**TASK STATEMENT**
Quote, with every character unchanged, the rows that run from the start of the records through the line containing "job-entry bbox=[128, 1361, 1504, 1631]", both ends included.

Element region listings:
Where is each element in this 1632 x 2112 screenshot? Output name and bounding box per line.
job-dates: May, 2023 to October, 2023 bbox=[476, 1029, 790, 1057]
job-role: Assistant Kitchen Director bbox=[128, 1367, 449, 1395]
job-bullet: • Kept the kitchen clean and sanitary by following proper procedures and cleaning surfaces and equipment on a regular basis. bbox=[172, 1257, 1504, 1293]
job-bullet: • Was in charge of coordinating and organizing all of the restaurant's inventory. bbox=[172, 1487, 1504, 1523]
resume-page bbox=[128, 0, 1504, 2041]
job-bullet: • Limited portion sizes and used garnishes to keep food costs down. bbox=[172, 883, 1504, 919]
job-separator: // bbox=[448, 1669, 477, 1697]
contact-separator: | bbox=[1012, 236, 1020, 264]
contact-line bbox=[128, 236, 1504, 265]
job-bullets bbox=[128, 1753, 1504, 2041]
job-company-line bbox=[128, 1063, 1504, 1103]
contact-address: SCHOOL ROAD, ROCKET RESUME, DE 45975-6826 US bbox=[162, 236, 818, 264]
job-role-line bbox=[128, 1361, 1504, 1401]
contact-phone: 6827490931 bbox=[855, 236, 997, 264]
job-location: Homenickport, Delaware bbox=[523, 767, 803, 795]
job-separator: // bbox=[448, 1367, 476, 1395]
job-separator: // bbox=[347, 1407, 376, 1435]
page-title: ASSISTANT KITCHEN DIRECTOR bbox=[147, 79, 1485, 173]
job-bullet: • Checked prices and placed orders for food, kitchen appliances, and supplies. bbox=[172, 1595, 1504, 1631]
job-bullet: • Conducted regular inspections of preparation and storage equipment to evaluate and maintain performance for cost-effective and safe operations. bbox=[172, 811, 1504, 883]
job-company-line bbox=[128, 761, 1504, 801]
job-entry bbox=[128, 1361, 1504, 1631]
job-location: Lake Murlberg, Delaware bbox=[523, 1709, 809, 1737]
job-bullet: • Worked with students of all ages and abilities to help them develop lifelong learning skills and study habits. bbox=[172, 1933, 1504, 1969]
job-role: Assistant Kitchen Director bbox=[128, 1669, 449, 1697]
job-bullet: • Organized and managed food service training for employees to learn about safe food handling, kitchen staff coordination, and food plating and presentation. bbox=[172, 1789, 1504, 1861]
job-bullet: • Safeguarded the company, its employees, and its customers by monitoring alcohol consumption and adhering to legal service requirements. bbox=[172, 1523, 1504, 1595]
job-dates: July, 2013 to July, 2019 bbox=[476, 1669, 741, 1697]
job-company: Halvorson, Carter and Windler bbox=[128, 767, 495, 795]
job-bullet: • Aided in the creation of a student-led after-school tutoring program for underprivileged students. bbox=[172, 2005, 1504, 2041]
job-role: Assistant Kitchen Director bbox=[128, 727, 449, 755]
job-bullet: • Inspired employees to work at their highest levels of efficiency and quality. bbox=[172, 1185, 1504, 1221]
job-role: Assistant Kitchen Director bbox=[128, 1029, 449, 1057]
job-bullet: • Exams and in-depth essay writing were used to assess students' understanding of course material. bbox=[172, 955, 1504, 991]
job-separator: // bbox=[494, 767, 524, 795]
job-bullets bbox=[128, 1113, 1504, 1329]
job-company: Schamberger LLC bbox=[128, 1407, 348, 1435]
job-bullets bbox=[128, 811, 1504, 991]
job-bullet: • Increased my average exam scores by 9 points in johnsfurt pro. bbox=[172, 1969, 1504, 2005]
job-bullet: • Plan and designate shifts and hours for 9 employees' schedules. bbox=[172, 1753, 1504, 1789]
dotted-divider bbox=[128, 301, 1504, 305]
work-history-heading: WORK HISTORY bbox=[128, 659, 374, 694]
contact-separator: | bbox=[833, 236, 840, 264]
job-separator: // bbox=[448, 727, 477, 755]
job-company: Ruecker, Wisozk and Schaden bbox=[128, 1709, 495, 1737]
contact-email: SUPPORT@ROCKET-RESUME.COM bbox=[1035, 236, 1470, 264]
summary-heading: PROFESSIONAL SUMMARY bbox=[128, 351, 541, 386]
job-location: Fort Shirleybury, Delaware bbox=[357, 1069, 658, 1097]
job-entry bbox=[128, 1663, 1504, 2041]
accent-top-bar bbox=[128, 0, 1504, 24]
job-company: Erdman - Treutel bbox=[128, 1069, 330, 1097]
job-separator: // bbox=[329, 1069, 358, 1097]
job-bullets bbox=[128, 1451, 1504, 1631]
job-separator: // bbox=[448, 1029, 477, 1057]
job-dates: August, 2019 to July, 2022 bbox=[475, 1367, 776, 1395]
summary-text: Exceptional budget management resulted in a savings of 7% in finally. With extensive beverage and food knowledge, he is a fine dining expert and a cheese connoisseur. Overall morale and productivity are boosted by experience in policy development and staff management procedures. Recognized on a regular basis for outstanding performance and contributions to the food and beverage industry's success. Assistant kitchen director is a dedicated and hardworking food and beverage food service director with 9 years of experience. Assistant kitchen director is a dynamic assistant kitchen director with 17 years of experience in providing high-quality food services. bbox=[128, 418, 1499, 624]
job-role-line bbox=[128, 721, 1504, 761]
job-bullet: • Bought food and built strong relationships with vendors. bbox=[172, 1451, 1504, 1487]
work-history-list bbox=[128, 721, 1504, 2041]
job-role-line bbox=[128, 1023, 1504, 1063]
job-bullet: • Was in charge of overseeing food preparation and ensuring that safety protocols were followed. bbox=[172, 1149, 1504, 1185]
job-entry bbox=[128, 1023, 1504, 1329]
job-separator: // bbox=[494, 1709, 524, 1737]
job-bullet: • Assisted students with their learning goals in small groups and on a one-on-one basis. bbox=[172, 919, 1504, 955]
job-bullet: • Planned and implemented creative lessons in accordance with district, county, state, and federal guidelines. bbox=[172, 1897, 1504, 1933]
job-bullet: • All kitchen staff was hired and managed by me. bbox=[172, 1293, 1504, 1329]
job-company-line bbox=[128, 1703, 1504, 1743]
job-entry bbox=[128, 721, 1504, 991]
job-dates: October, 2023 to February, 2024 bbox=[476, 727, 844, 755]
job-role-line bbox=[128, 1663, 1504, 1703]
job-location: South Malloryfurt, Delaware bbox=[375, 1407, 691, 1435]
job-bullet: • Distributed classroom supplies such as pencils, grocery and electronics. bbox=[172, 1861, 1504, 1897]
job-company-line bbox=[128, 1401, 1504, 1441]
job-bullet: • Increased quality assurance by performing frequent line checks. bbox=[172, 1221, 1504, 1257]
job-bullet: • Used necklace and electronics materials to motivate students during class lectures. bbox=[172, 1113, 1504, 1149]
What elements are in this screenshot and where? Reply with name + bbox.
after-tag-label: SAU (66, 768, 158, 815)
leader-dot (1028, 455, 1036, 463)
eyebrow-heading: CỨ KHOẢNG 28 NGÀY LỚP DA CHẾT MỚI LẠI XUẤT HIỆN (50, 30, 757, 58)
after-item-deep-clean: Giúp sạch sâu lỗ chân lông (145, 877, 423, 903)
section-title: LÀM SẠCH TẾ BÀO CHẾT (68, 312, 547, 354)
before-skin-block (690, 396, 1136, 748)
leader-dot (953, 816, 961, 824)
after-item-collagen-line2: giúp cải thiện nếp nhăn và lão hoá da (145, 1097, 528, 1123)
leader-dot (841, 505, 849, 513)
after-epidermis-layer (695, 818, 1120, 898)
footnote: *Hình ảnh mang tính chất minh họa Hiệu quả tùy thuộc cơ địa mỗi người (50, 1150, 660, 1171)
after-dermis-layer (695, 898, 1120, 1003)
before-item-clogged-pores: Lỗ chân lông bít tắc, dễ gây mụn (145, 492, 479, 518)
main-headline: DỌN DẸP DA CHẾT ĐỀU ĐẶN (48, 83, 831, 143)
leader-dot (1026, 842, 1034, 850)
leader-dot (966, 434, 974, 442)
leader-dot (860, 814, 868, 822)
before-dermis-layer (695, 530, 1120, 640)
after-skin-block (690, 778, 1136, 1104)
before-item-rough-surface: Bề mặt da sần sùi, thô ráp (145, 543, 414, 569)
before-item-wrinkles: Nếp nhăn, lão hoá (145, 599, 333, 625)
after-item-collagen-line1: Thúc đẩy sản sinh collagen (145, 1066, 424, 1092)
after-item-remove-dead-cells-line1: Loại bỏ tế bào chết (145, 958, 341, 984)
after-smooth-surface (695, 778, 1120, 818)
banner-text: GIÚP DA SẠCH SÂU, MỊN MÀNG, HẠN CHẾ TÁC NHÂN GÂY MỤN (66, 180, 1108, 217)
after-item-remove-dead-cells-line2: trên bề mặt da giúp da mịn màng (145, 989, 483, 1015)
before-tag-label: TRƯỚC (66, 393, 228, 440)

**RESULT OF THE EXERCISE**
Where is each element in this 1632 x 2112 screenshot? Output name and bounding box per line.
job-dates: May, 2023 to October, 2023 bbox=[476, 1029, 790, 1057]
job-role: Assistant Kitchen Director bbox=[128, 1367, 449, 1395]
job-bullet: • Kept the kitchen clean and sanitary by following proper procedures and cleaning surfaces and equipment on a regular basis. bbox=[172, 1257, 1504, 1293]
job-bullet: • Was in charge of coordinating and organizing all of the restaurant's inventory. bbox=[172, 1487, 1504, 1523]
resume-page bbox=[128, 0, 1504, 2041]
job-bullet: • Limited portion sizes and used garnishes to keep food costs down. bbox=[172, 883, 1504, 919]
job-separator: // bbox=[448, 1669, 477, 1697]
contact-separator: | bbox=[1012, 236, 1020, 264]
contact-line bbox=[128, 236, 1504, 265]
job-bullets bbox=[128, 1753, 1504, 2041]
job-company-line bbox=[128, 1063, 1504, 1103]
contact-address: SCHOOL ROAD, ROCKET RESUME, DE 45975-6826 US bbox=[162, 236, 818, 264]
job-role-line bbox=[128, 1361, 1504, 1401]
contact-phone: 6827490931 bbox=[855, 236, 997, 264]
job-location: Homenickport, Delaware bbox=[523, 767, 803, 795]
job-separator: // bbox=[448, 1367, 476, 1395]
job-separator: // bbox=[347, 1407, 376, 1435]
page-title: ASSISTANT KITCHEN DIRECTOR bbox=[147, 79, 1485, 173]
job-bullet: • Checked prices and placed orders for food, kitchen appliances, and supplies. bbox=[172, 1595, 1504, 1631]
job-bullet: • Conducted regular inspections of preparation and storage equipment to evaluate and maintain performance for cost-effective and safe operations. bbox=[172, 811, 1504, 883]
job-company-line bbox=[128, 761, 1504, 801]
job-entry bbox=[128, 1361, 1504, 1631]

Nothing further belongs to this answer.